* _Work required_
In the listing below, identify each line with the word "that" and return those lines.

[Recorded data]
* * * * * * * * *
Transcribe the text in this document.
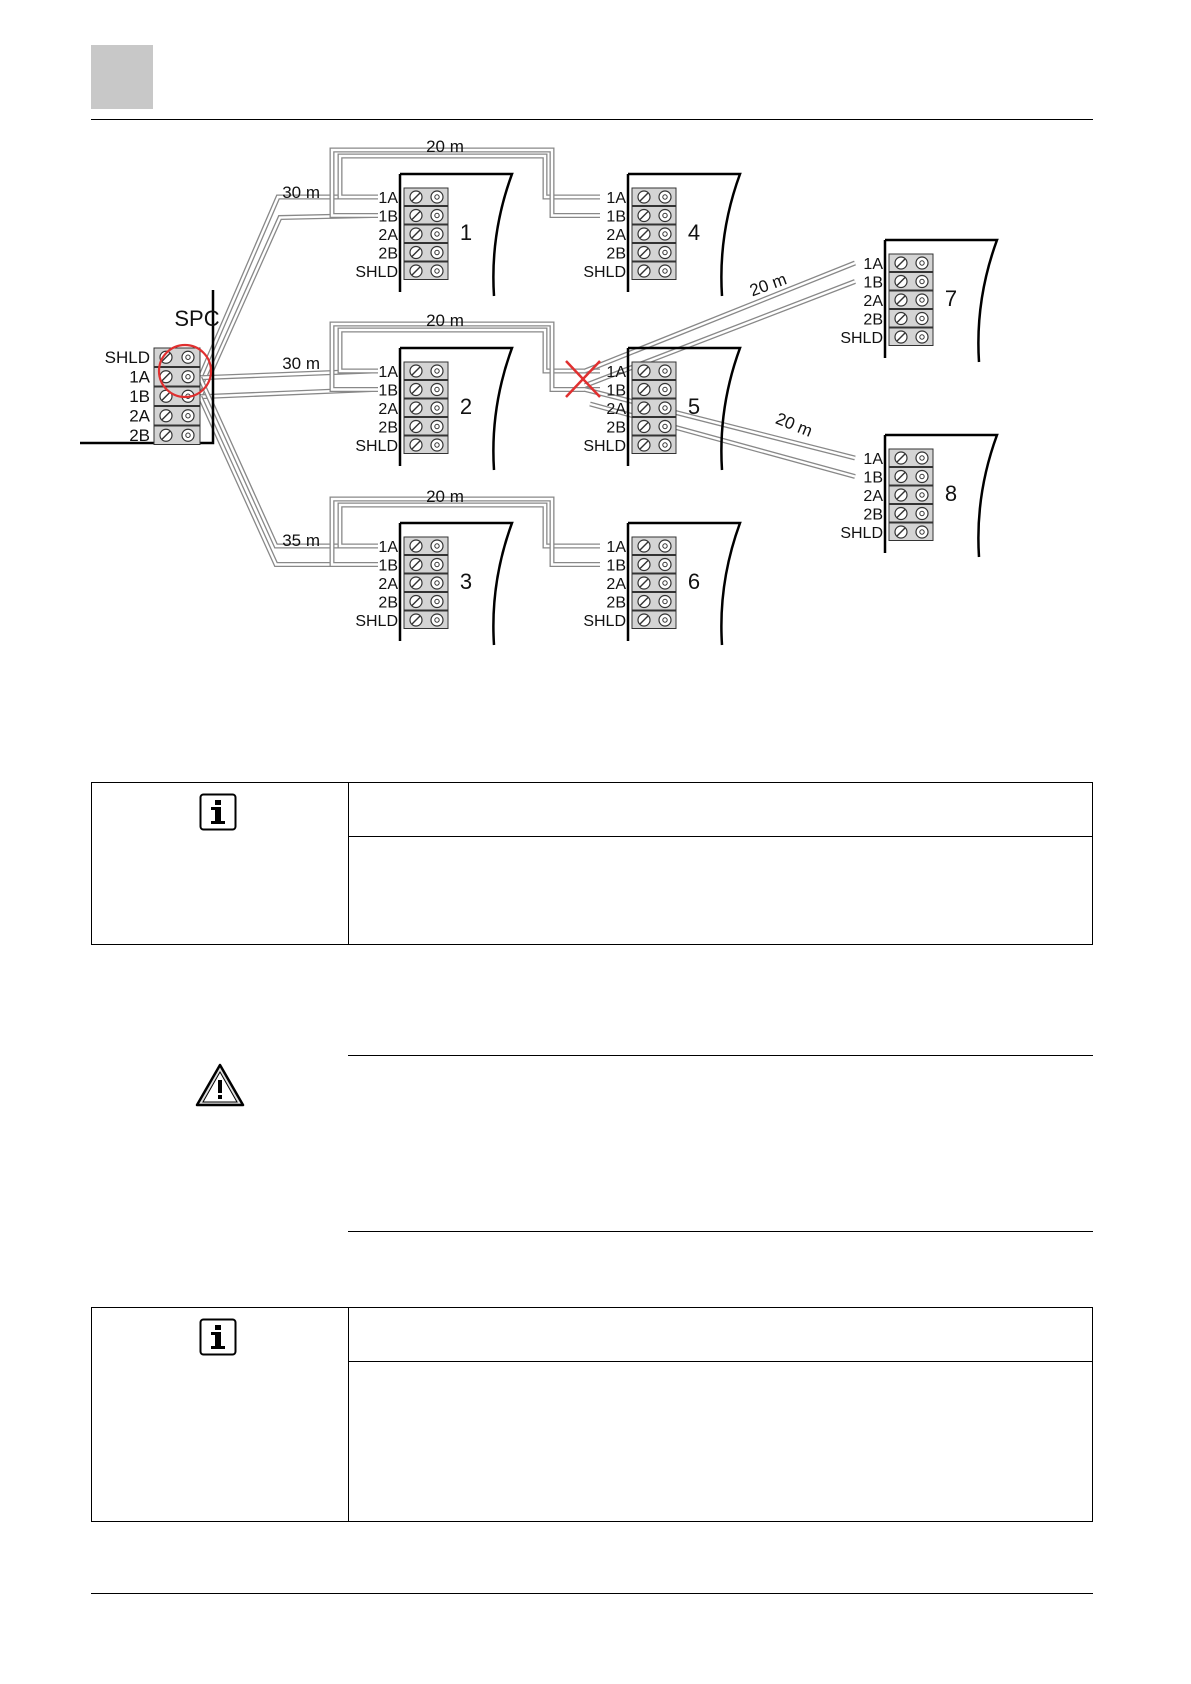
SPC
SHLD
1A
1B
2A
2B
1A
1B
2A
2B
SHLD
1
1A
1B
2A
2B
SHLD
2
1A
1B
2A
2B
SHLD
3
1A
1B
2A
2B
SHLD
4
1A
1B
2A
2B
SHLD
5
1A
1B
2A
2B
SHLD
6
1A
1B
2A
2B
SHLD
7
1A
1B
2A
2B
SHLD
8
30 m
30 m
35 m
20 m
20 m
20 m
20 m
20 m
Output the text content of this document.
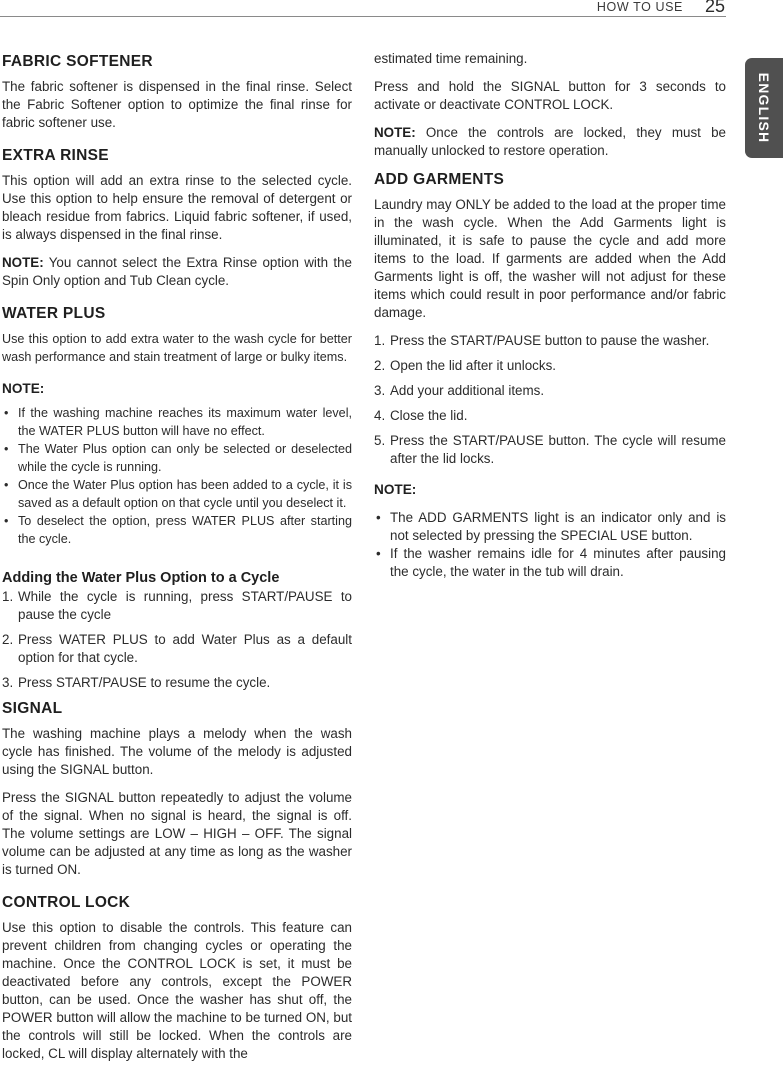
HOW TO USE 25
ENGLISH
FABRIC SOFTENER

The fabric softener is dispensed in the final rinse. Select the Fabric Softener option to optimize the final rinse for fabric softener use.

EXTRA RINSE

This option will add an extra rinse to the selected cycle. Use this option to help ensure the removal of detergent or bleach residue from fabrics. Liquid fabric softener, if used, is always dispensed in the final rinse.

NOTE: You cannot select the Extra Rinse option with the Spin Only option and Tub Clean cycle.

WATER PLUS

Use this option to add extra water to the wash cycle for better wash performance and stain treatment of large or bulky items.

NOTE:
• If the washing machine reaches its maximum water level, the WATER PLUS button will have no effect.
• The Water Plus option can only be selected or deselected while the cycle is running.
• Once the Water Plus option has been added to a cycle, it is saved as a default option on that cycle until you deselect it.
• To deselect the option, press WATER PLUS after starting the cycle.
Adding the Water Plus Option to a Cycle
1. While the cycle is running, press START/PAUSE to pause the cycle
2. Press WATER PLUS to add Water Plus as a default option for that cycle.
3. Press START/PAUSE to resume the cycle.
SIGNAL

The washing machine plays a melody when the wash cycle has finished. The volume of the melody is adjusted using the SIGNAL button.

Press the SIGNAL button repeatedly to adjust the volume of the signal. When no signal is heard, the signal is off. The volume settings are LOW – HIGH – OFF. The signal volume can be adjusted at any time as long as the washer is turned ON.

CONTROL LOCK

Use this option to disable the controls. This feature can prevent children from changing cycles or operating the machine. Once the CONTROL LOCK is set, it must be deactivated before any controls, except the POWER button, can be used. Once the washer has shut off, the POWER button will allow the machine to be turned ON, but the controls will still be locked. When the controls are locked, CL will display alternately with the

estimated time remaining.

Press and hold the SIGNAL button for 3 seconds to activate or deactivate CONTROL LOCK.

NOTE: Once the controls are locked, they must be manually unlocked to restore operation.

ADD GARMENTS

Laundry may ONLY be added to the load at the proper time in the wash cycle. When the Add Garments light is illuminated, it is safe to pause the cycle and add more items to the load. If garments are added when the Add Garments light is off, the washer will not adjust for these items which could result in poor performance and/or fabric damage.

1. Press the START/PAUSE button to pause the washer.
2. Open the lid after it unlocks.
3. Add your additional items.
4. Close the lid.
5. Press the START/PAUSE button. The cycle will resume after the lid locks.
NOTE:
• The ADD GARMENTS light is an indicator only and is not selected by pressing the SPECIAL USE button.
• If the washer remains idle for 4 minutes after pausing the cycle, the water in the tub will drain.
* * * * * * * * *
* _Answer for the task_
• Once the Water Plus option has been added to a cycle, it is saved as a default option on that cycle until you deselect it.
2. Press WATER PLUS to add Water Plus as a default option for that cycle.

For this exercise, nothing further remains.